### What the task requires
Reproduce every one of the records below word for word, with each character and line break unchanged.

### Provided data
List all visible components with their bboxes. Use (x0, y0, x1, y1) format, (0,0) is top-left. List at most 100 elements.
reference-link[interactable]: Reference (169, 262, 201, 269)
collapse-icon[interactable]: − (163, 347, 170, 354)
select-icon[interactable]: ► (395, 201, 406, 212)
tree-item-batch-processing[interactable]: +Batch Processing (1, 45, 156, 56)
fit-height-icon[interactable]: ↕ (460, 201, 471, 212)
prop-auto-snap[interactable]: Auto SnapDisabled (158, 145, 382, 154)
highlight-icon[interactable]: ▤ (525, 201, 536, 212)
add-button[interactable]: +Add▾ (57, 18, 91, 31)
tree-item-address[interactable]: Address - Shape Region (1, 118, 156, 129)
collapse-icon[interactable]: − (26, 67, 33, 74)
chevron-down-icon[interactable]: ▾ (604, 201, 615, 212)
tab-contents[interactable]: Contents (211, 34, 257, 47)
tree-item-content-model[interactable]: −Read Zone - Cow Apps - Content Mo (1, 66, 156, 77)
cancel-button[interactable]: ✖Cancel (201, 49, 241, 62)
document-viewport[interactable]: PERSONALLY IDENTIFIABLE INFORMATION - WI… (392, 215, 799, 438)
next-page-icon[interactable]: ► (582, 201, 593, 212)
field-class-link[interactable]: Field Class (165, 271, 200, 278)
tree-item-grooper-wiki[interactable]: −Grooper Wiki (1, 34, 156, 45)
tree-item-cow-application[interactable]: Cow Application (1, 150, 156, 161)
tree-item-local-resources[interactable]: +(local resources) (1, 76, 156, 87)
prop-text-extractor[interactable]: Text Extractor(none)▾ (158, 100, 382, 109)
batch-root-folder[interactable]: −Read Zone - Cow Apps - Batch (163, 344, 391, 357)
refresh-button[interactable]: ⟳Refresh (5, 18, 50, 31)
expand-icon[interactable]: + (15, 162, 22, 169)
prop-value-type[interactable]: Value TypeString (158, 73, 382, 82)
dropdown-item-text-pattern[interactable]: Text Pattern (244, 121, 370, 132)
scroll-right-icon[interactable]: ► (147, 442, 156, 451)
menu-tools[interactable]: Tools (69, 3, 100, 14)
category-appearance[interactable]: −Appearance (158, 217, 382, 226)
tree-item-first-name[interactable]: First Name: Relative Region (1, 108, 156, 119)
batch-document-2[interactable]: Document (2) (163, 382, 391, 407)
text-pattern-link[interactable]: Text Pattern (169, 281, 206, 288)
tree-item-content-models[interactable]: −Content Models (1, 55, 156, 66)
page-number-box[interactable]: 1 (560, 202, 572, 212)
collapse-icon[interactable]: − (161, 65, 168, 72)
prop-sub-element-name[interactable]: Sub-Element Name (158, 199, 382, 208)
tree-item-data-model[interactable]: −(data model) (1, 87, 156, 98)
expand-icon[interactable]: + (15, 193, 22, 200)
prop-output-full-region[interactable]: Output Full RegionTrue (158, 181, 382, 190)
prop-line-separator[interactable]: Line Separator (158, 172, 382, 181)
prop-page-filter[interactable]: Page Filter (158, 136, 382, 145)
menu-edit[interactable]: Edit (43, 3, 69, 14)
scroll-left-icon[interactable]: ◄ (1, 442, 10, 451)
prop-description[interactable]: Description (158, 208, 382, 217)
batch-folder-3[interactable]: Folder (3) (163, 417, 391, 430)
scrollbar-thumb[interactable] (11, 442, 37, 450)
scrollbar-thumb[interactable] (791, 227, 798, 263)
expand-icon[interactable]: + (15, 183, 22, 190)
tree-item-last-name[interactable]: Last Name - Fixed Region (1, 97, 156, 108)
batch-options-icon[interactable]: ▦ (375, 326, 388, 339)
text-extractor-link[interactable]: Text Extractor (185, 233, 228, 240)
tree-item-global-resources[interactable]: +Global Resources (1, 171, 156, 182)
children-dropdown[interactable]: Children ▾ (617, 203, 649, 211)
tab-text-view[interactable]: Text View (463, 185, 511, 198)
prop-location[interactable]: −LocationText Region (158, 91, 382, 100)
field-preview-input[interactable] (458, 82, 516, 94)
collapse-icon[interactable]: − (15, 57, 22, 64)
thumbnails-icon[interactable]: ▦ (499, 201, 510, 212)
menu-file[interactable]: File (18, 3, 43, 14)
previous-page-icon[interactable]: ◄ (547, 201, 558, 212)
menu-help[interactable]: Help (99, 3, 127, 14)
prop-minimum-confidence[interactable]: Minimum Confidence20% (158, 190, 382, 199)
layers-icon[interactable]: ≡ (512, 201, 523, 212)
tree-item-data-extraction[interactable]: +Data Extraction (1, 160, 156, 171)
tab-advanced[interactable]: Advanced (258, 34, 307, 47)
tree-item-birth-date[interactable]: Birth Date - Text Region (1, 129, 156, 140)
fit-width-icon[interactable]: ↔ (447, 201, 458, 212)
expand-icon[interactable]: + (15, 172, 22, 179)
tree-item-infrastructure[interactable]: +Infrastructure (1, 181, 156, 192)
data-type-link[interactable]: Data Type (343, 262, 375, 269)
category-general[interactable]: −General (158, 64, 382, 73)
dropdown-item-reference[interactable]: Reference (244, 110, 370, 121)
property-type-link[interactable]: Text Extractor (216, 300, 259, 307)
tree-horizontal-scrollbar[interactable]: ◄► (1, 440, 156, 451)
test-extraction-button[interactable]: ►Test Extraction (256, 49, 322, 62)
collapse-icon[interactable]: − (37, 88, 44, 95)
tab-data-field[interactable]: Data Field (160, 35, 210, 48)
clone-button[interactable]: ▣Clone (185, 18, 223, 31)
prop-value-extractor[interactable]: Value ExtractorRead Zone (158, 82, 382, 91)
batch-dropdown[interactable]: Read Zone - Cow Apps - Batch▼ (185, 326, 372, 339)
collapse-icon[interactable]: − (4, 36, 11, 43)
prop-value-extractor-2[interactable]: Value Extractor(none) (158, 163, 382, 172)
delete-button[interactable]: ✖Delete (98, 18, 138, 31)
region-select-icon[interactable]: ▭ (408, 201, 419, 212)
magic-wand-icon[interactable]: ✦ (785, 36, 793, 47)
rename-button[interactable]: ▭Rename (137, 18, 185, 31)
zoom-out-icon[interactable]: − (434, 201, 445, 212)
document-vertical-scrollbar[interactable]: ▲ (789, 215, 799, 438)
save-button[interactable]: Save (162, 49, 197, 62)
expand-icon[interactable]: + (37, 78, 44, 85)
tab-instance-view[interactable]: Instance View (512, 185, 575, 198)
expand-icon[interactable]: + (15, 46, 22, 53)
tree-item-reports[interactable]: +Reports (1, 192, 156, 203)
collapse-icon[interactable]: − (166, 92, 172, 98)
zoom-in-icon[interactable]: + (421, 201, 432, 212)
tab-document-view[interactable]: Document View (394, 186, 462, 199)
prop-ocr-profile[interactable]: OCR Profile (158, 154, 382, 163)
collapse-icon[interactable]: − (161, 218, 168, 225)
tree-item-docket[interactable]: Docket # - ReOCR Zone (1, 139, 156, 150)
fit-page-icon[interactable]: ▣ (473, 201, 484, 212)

### Response
List all visible components with their bboxes. Use (x0, y0, x1, y1) format, (0,0) is top-left. List at most 100 elements.
reference-link[interactable]: Reference (169, 262, 201, 269)
collapse-icon[interactable]: − (163, 347, 170, 354)
select-icon[interactable]: ► (395, 201, 406, 212)
tree-item-batch-processing[interactable]: +Batch Processing (1, 45, 156, 56)
fit-height-icon[interactable]: ↕ (460, 201, 471, 212)
prop-auto-snap[interactable]: Auto SnapDisabled (158, 145, 382, 154)
highlight-icon[interactable]: ▤ (525, 201, 536, 212)
add-button[interactable]: +Add▾ (57, 18, 91, 31)
tree-item-address[interactable]: Address - Shape Region (1, 118, 156, 129)
collapse-icon[interactable]: − (26, 67, 33, 74)
chevron-down-icon[interactable]: ▾ (604, 201, 615, 212)
tab-contents[interactable]: Contents (211, 34, 257, 47)
tree-item-content-model[interactable]: −Read Zone - Cow Apps - Content Mo (1, 66, 156, 77)
cancel-button[interactable]: ✖Cancel (201, 49, 241, 62)
document-viewport[interactable]: PERSONALLY IDENTIFIABLE INFORMATION - WI… (392, 215, 799, 438)
next-page-icon[interactable]: ► (582, 201, 593, 212)
field-class-link[interactable]: Field Class (165, 271, 200, 278)
tree-item-grooper-wiki[interactable]: −Grooper Wiki (1, 34, 156, 45)
tree-item-cow-application[interactable]: Cow Application (1, 150, 156, 161)
tree-item-local-resources[interactable]: +(local resources) (1, 76, 156, 87)
prop-text-extractor[interactable]: Text Extractor(none)▾ (158, 100, 382, 109)
batch-root-folder[interactable]: −Read Zone - Cow Apps - Batch (163, 344, 391, 357)
refresh-button[interactable]: ⟳Refresh (5, 18, 50, 31)
expand-icon[interactable]: + (15, 162, 22, 169)
prop-value-type[interactable]: Value TypeString (158, 73, 382, 82)
dropdown-item-text-pattern[interactable]: Text Pattern (244, 121, 370, 132)
scroll-right-icon[interactable]: ► (147, 442, 156, 451)
menu-tools[interactable]: Tools (69, 3, 100, 14)
category-appearance[interactable]: −Appearance (158, 217, 382, 226)
tree-item-first-name[interactable]: First Name: Relative Region (1, 108, 156, 119)
batch-document-2[interactable]: Document (2) (163, 382, 391, 407)
text-pattern-link[interactable]: Text Pattern (169, 281, 206, 288)
tree-item-content-models[interactable]: −Content Models (1, 55, 156, 66)
page-number-box[interactable]: 1 (560, 202, 572, 212)
collapse-icon[interactable]: − (161, 65, 168, 72)
prop-sub-element-name[interactable]: Sub-Element Name (158, 199, 382, 208)
tree-item-data-model[interactable]: −(data model) (1, 87, 156, 98)
expand-icon[interactable]: + (15, 193, 22, 200)
prop-output-full-region[interactable]: Output Full RegionTrue (158, 181, 382, 190)
prop-line-separator[interactable]: Line Separator (158, 172, 382, 181)
prop-page-filter[interactable]: Page Filter (158, 136, 382, 145)
menu-edit[interactable]: Edit (43, 3, 69, 14)
scroll-left-icon[interactable]: ◄ (1, 442, 10, 451)
prop-description[interactable]: Description (158, 208, 382, 217)
batch-folder-3[interactable]: Folder (3) (163, 417, 391, 430)
scrollbar-thumb[interactable] (11, 442, 37, 450)
scrollbar-thumb[interactable] (791, 227, 798, 263)
expand-icon[interactable]: + (15, 183, 22, 190)
tree-item-last-name[interactable]: Last Name - Fixed Region (1, 97, 156, 108)
batch-options-icon[interactable]: ▦ (375, 326, 388, 339)
text-extractor-link[interactable]: Text Extractor (185, 233, 228, 240)
tree-item-global-resources[interactable]: +Global Resources (1, 171, 156, 182)
children-dropdown[interactable]: Children ▾ (617, 203, 649, 211)
tab-text-view[interactable]: Text View (463, 185, 511, 198)
prop-location[interactable]: −LocationText Region (158, 91, 382, 100)
field-preview-input[interactable] (458, 82, 516, 94)
collapse-icon[interactable]: − (15, 57, 22, 64)
thumbnails-icon[interactable]: ▦ (499, 201, 510, 212)
menu-file[interactable]: File (18, 3, 43, 14)
previous-page-icon[interactable]: ◄ (547, 201, 558, 212)
menu-help[interactable]: Help (99, 3, 127, 14)
prop-minimum-confidence[interactable]: Minimum Confidence20% (158, 190, 382, 199)
layers-icon[interactable]: ≡ (512, 201, 523, 212)
tree-item-data-extraction[interactable]: +Data Extraction (1, 160, 156, 171)
tab-advanced[interactable]: Advanced (258, 34, 307, 47)
tree-item-birth-date[interactable]: Birth Date - Text Region (1, 129, 156, 140)
fit-width-icon[interactable]: ↔ (447, 201, 458, 212)
expand-icon[interactable]: + (15, 172, 22, 179)
tree-item-infrastructure[interactable]: +Infrastructure (1, 181, 156, 192)
data-type-link[interactable]: Data Type (343, 262, 375, 269)
category-general[interactable]: −General (158, 64, 382, 73)
dropdown-item-reference[interactable]: Reference (244, 110, 370, 121)
property-type-link[interactable]: Text Extractor (216, 300, 259, 307)
tree-horizontal-scrollbar[interactable]: ◄► (1, 440, 156, 451)
test-extraction-button[interactable]: ►Test Extraction (256, 49, 322, 62)
collapse-icon[interactable]: − (37, 88, 44, 95)
tab-data-field[interactable]: Data Field (160, 35, 210, 48)
clone-button[interactable]: ▣Clone (185, 18, 223, 31)
prop-value-extractor[interactable]: Value ExtractorRead Zone (158, 82, 382, 91)
batch-dropdown[interactable]: Read Zone - Cow Apps - Batch▼ (185, 326, 372, 339)
collapse-icon[interactable]: − (4, 36, 11, 43)
prop-value-extractor-2[interactable]: Value Extractor(none) (158, 163, 382, 172)
delete-button[interactable]: ✖Delete (98, 18, 138, 31)
region-select-icon[interactable]: ▭ (408, 201, 419, 212)
magic-wand-icon[interactable]: ✦ (785, 36, 793, 47)
rename-button[interactable]: ▭Rename (137, 18, 185, 31)
zoom-out-icon[interactable]: − (434, 201, 445, 212)
document-vertical-scrollbar[interactable]: ▲ (789, 215, 799, 438)
save-button[interactable]: Save (162, 49, 197, 62)
expand-icon[interactable]: + (37, 78, 44, 85)
tab-instance-view[interactable]: Instance View (512, 185, 575, 198)
expand-icon[interactable]: + (15, 46, 22, 53)
tree-item-reports[interactable]: +Reports (1, 192, 156, 203)
collapse-icon[interactable]: − (166, 92, 172, 98)
zoom-in-icon[interactable]: + (421, 201, 432, 212)
tab-document-view[interactable]: Document View (394, 186, 462, 199)
prop-ocr-profile[interactable]: OCR Profile (158, 154, 382, 163)
collapse-icon[interactable]: − (161, 218, 168, 225)
tree-item-docket[interactable]: Docket # - ReOCR Zone (1, 139, 156, 150)
fit-page-icon[interactable]: ▣ (473, 201, 484, 212)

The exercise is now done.